Instructions for the task: Pull out every line in the data that has the string "Validation" in it.

Available records:

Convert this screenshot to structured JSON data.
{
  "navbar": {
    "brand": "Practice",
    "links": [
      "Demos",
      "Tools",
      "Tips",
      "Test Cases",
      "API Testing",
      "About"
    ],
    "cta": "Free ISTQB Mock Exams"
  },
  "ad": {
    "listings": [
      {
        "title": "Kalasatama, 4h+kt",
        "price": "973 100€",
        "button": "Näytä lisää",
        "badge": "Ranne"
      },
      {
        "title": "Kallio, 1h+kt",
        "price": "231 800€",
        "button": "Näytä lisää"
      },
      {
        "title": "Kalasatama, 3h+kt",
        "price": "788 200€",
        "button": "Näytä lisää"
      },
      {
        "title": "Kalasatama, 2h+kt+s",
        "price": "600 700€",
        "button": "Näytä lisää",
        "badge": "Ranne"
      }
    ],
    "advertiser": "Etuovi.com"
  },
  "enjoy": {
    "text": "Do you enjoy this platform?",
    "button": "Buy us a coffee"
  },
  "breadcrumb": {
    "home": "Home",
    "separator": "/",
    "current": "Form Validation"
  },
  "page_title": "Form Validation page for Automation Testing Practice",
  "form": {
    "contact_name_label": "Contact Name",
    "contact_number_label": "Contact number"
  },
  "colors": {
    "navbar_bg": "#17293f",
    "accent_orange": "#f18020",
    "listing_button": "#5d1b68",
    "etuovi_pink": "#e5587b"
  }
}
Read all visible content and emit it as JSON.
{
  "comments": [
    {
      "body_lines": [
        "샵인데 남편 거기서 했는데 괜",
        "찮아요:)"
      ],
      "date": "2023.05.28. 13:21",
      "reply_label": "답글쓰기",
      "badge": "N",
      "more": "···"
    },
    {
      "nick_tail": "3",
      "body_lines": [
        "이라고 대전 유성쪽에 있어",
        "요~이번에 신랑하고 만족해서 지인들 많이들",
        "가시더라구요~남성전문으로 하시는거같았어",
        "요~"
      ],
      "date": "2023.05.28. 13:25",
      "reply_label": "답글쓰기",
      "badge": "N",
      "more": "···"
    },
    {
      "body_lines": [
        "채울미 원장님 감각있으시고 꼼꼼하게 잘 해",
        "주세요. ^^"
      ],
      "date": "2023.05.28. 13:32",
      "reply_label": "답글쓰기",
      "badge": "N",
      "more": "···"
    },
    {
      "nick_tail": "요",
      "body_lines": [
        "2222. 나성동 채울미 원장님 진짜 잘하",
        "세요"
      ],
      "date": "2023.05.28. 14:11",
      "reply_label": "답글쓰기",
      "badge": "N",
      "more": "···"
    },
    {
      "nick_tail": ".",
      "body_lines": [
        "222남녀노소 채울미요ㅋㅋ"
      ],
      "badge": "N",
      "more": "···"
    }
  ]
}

Complete answer:
    "current": "Form Validation"
  "page_title": "Form Validation page for Automation Testing Practice",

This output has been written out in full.